:: PROVIDED RECORDS

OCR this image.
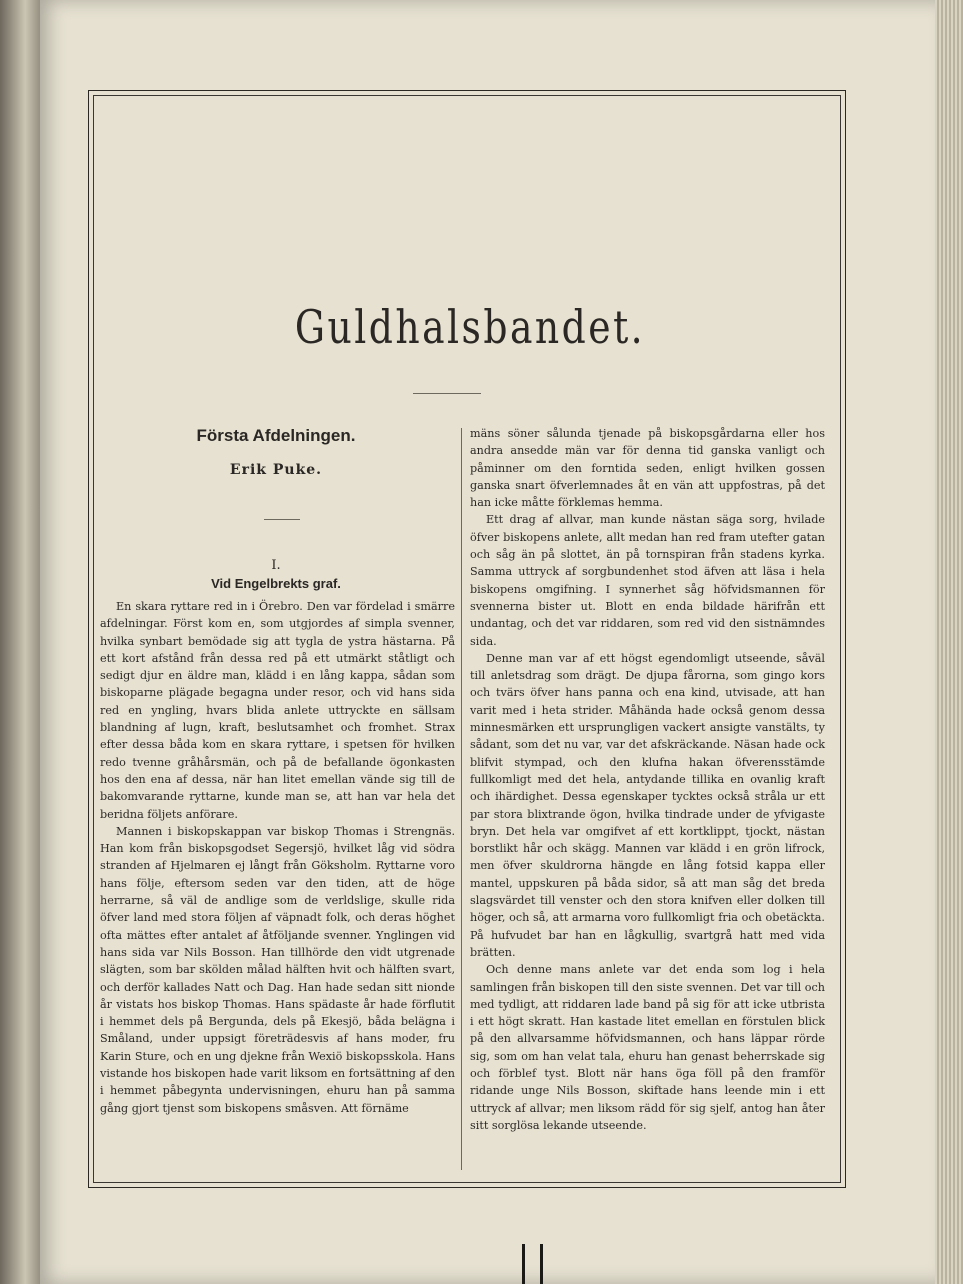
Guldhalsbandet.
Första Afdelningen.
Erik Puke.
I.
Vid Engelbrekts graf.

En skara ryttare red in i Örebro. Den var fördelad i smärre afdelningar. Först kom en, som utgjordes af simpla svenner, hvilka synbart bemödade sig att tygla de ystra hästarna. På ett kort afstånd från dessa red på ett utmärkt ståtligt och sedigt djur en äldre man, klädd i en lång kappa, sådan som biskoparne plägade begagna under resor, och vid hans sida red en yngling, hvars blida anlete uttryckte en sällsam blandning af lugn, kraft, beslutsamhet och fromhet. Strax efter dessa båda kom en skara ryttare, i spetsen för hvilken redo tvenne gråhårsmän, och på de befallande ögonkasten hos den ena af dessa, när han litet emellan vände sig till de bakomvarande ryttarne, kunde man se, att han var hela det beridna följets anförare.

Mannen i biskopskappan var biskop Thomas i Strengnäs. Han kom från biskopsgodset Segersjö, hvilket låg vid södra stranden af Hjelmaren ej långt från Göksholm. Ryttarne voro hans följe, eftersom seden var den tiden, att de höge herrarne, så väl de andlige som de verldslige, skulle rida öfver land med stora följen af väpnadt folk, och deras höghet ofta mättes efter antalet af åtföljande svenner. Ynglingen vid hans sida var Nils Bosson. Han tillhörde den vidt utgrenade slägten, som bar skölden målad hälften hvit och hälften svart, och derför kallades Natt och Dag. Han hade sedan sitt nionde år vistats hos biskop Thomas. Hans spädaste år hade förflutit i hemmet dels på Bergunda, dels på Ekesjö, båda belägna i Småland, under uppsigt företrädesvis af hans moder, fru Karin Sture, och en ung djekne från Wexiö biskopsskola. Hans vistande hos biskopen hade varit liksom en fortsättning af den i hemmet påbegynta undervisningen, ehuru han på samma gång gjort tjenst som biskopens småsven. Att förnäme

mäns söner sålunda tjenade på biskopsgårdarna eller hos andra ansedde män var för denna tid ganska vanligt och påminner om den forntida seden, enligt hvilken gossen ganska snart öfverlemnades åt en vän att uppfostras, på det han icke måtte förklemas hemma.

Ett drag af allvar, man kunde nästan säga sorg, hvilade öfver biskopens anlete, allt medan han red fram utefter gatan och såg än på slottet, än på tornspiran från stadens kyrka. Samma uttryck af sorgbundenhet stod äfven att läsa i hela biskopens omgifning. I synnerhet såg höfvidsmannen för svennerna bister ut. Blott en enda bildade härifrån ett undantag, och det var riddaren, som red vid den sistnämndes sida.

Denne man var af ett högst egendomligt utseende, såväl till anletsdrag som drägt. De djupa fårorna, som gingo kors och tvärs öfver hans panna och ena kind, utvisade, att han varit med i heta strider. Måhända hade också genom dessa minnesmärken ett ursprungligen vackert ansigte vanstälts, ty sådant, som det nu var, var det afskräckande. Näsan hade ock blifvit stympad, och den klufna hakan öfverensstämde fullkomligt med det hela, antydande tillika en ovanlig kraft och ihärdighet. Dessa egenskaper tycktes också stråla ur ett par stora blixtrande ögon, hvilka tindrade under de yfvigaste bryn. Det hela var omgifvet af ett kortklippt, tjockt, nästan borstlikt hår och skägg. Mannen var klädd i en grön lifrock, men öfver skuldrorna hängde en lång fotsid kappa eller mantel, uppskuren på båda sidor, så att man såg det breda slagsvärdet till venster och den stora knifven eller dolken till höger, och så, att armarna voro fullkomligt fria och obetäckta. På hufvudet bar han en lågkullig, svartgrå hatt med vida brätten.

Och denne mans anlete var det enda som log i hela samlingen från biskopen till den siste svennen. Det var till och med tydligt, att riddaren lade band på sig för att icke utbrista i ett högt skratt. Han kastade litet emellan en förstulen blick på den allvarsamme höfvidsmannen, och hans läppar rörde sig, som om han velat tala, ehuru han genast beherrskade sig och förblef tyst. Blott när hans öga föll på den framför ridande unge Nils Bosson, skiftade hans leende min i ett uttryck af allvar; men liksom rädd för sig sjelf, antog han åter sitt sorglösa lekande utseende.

::::
:: PROVIDED RECORDS

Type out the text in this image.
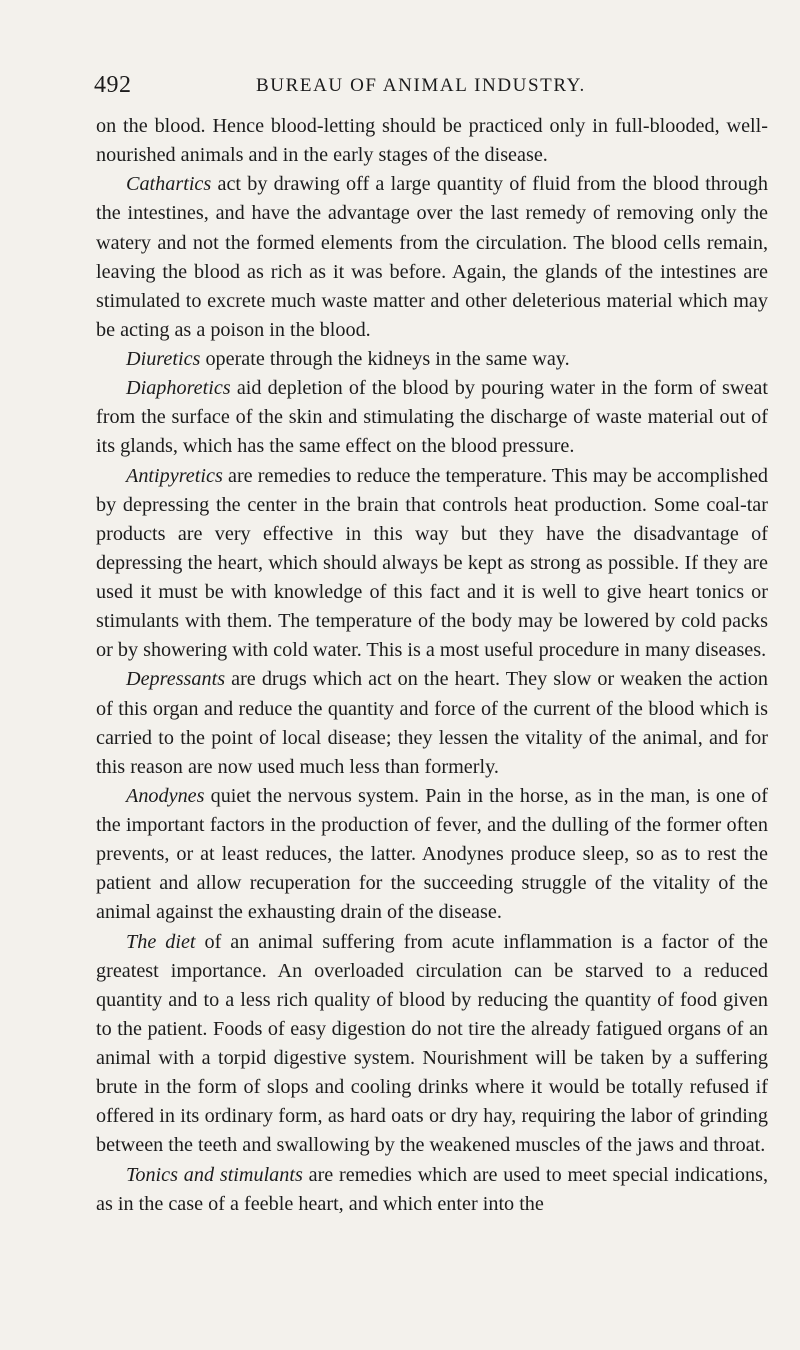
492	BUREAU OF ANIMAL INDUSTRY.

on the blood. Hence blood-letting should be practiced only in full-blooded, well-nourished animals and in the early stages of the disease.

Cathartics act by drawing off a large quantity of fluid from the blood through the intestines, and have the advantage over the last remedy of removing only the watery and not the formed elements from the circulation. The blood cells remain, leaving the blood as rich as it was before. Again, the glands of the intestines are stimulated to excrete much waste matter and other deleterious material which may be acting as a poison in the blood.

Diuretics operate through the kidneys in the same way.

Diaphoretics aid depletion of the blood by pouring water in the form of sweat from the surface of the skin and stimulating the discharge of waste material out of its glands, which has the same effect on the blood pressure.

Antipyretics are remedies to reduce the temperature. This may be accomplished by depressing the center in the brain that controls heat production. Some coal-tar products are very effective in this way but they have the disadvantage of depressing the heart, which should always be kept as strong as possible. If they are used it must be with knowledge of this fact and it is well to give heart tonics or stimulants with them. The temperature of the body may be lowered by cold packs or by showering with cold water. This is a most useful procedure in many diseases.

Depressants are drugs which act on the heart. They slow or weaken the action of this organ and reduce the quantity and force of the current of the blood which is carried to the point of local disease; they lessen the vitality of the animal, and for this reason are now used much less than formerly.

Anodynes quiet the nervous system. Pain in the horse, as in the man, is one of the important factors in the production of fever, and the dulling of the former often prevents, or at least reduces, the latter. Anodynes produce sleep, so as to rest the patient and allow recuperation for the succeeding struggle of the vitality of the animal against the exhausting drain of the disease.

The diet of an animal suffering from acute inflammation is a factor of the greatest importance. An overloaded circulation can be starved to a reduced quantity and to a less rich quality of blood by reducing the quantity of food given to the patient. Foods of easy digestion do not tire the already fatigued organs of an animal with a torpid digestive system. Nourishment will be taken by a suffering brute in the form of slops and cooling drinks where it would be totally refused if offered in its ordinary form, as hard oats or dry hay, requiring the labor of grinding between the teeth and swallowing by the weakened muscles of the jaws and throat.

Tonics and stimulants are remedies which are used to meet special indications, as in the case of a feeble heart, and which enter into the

::::

■ GOAL OF THE EXERCISE ■
Looking at the records above, state the number of lines where the word "this" occurs, and write nothing beyond it.

■ WORKED SOLUTION ■
4